-- BEGIN RECORDS PROVIDED --

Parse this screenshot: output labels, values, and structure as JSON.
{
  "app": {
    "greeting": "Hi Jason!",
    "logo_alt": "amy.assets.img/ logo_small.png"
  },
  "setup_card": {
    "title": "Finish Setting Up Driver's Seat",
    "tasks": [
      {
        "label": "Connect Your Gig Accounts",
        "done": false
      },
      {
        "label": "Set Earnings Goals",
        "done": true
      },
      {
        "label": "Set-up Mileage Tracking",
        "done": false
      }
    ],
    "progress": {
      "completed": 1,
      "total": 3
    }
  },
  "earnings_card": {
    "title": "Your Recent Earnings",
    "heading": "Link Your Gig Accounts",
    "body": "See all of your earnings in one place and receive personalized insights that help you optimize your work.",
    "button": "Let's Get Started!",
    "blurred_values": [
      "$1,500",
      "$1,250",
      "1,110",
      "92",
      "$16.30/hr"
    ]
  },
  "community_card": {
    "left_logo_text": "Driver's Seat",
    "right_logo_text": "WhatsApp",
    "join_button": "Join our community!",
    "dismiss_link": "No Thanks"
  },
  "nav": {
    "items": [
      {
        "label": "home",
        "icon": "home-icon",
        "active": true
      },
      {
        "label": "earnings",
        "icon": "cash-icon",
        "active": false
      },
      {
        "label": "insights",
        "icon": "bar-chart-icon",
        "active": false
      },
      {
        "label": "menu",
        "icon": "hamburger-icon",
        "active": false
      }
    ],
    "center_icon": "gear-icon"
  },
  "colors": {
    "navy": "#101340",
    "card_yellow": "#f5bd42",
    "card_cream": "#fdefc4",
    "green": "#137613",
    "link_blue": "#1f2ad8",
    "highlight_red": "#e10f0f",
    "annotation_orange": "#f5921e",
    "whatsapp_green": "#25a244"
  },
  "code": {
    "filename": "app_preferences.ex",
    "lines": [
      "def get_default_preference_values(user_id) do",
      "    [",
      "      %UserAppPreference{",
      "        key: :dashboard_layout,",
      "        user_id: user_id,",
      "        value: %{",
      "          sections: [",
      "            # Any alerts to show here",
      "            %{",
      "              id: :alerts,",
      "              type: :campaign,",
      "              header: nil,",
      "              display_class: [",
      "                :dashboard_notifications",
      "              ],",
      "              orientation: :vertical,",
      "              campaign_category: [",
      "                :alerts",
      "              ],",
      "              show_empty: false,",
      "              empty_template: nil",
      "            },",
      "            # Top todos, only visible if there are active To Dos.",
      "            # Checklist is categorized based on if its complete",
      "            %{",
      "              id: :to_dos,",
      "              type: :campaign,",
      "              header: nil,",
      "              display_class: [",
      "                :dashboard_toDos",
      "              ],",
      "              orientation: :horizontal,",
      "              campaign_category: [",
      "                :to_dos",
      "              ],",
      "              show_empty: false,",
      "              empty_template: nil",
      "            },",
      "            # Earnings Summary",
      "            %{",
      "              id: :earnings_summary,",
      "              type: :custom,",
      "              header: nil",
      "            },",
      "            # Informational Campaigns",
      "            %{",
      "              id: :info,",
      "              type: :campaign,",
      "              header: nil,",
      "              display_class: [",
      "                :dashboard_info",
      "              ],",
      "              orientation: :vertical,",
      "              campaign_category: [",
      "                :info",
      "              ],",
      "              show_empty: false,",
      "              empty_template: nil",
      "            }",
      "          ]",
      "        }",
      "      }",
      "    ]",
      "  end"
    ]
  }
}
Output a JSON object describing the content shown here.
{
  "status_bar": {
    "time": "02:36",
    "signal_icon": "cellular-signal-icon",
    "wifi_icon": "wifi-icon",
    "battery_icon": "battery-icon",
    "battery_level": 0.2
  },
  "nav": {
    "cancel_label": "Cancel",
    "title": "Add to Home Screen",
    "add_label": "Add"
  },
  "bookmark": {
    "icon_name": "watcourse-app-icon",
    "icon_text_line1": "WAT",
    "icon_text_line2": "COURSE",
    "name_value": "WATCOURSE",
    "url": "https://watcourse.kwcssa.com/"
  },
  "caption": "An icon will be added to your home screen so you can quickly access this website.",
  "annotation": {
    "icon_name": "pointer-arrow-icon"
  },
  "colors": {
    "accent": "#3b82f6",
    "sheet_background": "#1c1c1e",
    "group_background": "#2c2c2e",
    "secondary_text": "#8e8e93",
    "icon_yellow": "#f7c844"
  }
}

-- END RECORDS PROVIDED --

**GOAL OF THE EXERCISE:**
From the data, list each line in which the string "JSON" appears.

**RESPONSE FOR THIS EXERCISE:**
Parse this screenshot: output labels, values, and structure as JSON.
Output a JSON object describing the content shown here.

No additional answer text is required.